begin Data for this task

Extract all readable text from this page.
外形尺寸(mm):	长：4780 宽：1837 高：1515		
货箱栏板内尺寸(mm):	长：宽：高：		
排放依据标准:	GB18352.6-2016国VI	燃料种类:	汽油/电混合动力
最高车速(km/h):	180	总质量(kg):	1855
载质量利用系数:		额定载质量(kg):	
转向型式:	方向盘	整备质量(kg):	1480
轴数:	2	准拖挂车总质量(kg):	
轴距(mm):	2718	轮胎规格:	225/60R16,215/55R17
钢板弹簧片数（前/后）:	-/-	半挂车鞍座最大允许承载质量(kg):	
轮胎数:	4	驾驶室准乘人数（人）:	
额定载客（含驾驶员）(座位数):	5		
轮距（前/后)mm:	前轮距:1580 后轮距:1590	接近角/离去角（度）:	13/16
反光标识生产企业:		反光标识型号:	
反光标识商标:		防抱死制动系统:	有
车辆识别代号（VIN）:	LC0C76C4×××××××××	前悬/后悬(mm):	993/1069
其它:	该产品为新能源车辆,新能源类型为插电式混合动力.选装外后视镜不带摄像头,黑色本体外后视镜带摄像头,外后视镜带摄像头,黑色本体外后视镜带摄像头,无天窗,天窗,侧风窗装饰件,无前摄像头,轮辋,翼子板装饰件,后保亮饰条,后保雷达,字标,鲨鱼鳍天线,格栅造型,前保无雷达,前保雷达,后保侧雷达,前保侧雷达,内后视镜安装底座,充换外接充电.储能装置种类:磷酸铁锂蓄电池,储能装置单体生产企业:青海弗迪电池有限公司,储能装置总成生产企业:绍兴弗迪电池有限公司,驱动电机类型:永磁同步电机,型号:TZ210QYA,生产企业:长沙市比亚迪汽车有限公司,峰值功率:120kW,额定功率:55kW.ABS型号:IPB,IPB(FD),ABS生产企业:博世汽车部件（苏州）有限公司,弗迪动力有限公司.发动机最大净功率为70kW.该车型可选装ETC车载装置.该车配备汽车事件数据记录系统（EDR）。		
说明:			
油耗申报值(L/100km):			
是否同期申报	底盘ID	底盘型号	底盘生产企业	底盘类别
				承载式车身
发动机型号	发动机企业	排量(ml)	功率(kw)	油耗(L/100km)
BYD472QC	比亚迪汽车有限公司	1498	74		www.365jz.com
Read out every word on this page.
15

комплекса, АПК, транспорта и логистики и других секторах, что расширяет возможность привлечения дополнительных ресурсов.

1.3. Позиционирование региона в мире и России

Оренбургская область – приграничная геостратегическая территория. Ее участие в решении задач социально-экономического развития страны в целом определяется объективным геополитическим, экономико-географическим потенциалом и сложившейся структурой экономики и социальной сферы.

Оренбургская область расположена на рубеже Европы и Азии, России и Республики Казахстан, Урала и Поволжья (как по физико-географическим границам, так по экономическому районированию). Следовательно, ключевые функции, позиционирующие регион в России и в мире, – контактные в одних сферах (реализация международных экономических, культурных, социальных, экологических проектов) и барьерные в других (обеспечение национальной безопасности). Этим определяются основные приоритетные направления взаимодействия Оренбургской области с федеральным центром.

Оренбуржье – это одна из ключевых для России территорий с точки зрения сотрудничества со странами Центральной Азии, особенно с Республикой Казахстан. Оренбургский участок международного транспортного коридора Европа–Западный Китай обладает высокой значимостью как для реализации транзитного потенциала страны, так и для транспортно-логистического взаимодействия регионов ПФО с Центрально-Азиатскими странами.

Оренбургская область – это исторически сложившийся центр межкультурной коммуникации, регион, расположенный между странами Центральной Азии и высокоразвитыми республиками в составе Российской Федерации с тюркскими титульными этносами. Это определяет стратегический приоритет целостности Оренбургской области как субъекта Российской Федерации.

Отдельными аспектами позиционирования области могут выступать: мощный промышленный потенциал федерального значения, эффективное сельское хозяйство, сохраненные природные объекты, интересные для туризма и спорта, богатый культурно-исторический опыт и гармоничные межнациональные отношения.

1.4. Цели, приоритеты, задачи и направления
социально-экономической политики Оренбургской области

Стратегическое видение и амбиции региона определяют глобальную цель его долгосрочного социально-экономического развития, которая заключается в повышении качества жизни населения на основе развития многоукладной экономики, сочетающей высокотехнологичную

end Data for this task

### Work to complete
Copy the lines from the entries above in which the word "региона" appears.

### Finished answer
1.3. Позиционирование региона в мире и России
Стратегическое видение и амбиции региона определяют глобальную цель его долгосрочного социально-экономического развития, которая заключается в повышении качества жизни населения на основе развития многоукладной экономики, сочетающей высокотехнологичную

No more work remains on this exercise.